▶ _What is needed_:
Tally the lines in the data that follows that include the word "them", and report nothing but the total.

▶ _Records for processing_:
══════════

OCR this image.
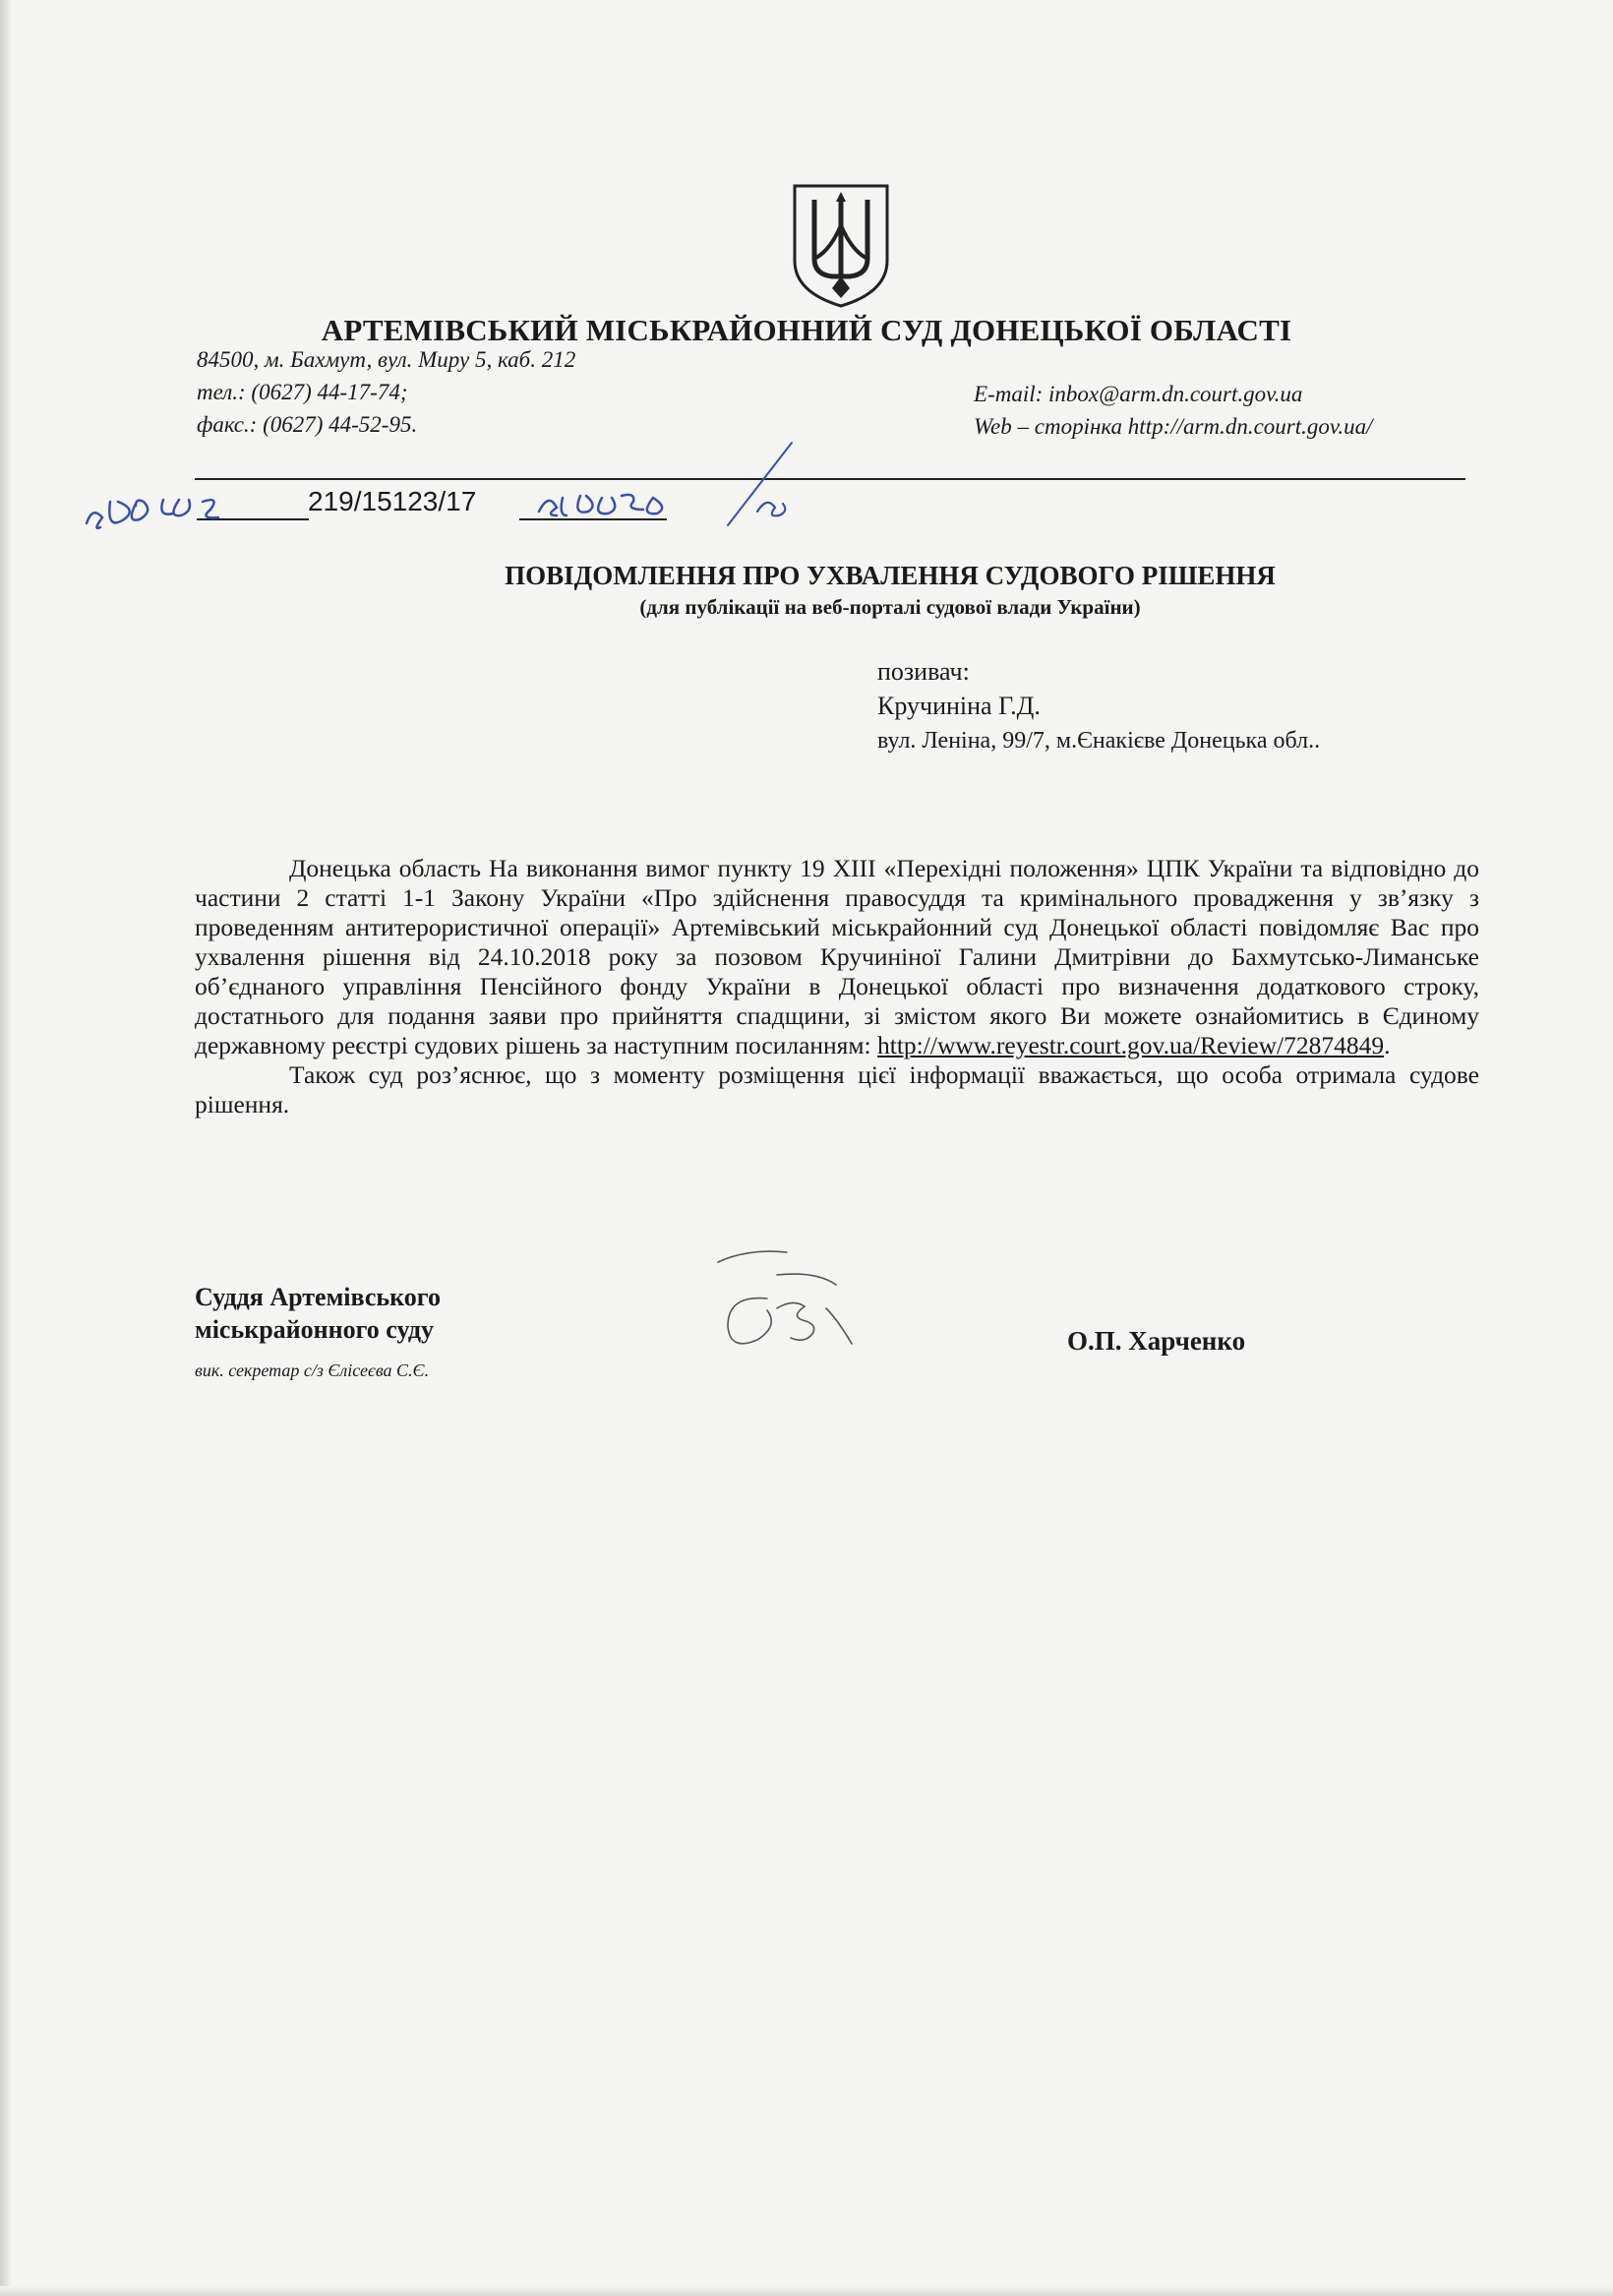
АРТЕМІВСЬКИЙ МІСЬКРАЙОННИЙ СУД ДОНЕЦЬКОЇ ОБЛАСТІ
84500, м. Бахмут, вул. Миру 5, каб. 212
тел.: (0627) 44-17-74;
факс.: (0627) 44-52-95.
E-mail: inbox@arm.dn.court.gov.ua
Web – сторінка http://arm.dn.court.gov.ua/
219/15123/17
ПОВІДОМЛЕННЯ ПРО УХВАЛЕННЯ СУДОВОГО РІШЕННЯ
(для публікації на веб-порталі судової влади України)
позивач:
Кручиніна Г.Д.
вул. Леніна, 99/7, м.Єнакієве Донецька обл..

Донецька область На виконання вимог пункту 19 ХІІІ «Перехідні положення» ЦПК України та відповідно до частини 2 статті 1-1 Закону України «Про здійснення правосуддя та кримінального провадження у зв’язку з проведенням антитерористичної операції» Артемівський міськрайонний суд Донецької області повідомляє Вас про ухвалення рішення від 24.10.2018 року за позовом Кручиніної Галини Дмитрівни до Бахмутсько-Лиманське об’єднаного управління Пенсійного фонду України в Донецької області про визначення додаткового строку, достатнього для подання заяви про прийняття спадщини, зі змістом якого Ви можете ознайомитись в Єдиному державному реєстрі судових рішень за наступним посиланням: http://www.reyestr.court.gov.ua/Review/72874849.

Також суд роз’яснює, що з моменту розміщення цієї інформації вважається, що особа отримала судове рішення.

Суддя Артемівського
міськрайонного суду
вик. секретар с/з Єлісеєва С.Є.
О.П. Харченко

══════════

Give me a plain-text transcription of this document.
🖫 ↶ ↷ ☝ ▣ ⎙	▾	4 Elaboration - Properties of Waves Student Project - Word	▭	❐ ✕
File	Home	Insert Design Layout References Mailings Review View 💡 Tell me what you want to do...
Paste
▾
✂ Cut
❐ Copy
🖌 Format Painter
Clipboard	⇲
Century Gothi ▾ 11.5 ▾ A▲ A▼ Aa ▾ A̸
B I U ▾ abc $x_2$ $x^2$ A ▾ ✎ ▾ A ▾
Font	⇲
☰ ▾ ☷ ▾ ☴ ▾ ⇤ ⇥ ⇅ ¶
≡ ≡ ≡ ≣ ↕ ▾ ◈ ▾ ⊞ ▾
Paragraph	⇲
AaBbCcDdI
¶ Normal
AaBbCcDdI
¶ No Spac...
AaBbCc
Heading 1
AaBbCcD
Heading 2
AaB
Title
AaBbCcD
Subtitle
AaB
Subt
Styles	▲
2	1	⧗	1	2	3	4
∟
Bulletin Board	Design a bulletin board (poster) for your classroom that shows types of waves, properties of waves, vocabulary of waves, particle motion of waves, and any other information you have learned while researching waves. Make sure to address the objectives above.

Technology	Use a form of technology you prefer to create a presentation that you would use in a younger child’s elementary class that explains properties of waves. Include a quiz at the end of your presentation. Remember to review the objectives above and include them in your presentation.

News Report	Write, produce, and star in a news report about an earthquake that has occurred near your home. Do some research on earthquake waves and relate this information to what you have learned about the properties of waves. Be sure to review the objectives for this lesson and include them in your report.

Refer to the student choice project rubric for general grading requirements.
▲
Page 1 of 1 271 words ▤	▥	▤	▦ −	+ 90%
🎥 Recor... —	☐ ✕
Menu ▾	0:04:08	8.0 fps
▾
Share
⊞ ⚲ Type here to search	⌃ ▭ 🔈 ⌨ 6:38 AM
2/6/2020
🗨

══════════

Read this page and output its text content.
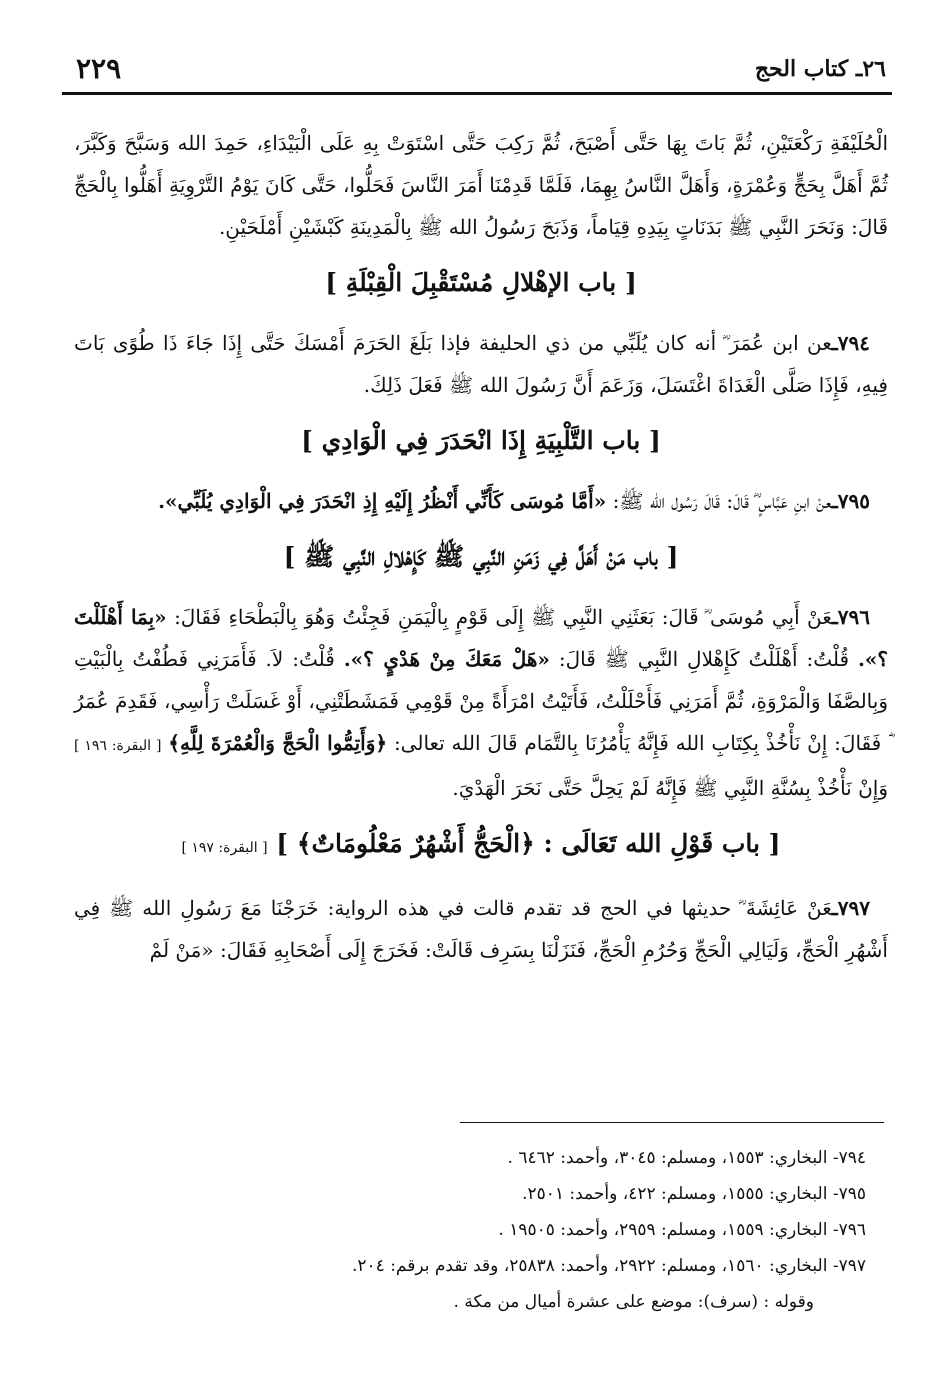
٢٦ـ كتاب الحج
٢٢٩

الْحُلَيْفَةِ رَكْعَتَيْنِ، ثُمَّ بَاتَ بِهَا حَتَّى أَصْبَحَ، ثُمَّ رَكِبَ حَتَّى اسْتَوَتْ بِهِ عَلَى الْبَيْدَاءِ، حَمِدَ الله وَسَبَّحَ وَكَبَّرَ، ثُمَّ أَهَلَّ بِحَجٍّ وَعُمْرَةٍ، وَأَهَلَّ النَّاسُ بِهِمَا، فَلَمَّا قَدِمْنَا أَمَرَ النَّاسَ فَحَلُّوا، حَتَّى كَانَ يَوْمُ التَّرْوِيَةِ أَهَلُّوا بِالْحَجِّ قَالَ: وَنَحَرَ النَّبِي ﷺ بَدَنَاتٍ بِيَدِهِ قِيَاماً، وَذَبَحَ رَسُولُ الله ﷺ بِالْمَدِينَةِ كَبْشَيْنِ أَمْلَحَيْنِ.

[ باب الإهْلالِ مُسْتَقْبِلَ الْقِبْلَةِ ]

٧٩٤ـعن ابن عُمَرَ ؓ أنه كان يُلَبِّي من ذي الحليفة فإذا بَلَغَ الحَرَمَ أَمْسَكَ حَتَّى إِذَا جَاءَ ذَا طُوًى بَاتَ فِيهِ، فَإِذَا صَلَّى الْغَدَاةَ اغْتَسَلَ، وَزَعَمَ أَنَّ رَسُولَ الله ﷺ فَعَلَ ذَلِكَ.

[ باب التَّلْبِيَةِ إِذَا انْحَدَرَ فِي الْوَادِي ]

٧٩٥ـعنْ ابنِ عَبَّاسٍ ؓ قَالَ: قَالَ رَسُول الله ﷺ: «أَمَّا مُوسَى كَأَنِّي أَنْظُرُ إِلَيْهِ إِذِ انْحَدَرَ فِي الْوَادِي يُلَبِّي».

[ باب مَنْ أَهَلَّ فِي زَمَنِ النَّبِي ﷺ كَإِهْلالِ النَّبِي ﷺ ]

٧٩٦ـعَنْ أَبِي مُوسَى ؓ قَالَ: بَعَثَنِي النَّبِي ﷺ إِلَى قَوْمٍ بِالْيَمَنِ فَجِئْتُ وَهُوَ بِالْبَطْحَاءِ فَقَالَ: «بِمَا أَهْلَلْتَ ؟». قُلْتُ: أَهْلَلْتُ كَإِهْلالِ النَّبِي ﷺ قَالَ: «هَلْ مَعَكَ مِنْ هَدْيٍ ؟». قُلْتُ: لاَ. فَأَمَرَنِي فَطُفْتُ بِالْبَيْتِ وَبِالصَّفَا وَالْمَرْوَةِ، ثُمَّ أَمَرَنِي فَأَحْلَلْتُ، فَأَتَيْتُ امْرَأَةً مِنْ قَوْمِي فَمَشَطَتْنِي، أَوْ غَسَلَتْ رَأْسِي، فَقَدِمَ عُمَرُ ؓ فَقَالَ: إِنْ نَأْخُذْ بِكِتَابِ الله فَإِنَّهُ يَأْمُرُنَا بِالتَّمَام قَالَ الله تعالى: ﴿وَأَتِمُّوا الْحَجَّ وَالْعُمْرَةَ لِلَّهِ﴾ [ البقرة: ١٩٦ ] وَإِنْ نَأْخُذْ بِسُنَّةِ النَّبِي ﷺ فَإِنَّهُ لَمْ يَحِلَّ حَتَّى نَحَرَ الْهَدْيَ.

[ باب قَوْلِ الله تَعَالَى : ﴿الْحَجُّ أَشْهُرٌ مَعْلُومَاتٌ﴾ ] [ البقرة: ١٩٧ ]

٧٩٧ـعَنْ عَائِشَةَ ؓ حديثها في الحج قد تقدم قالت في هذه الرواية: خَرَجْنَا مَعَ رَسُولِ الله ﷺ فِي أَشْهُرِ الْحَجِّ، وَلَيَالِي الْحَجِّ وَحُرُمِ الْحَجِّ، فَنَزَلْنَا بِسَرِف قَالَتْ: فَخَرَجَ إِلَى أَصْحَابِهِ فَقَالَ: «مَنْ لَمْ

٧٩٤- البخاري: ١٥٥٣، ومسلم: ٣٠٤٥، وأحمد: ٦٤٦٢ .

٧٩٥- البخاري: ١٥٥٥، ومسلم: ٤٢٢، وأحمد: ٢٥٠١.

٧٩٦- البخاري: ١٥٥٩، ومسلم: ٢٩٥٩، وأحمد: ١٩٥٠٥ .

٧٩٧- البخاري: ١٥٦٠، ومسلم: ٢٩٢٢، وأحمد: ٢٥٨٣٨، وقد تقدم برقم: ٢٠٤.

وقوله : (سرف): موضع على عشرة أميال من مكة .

══════════

▶ _Reply to the task_:
2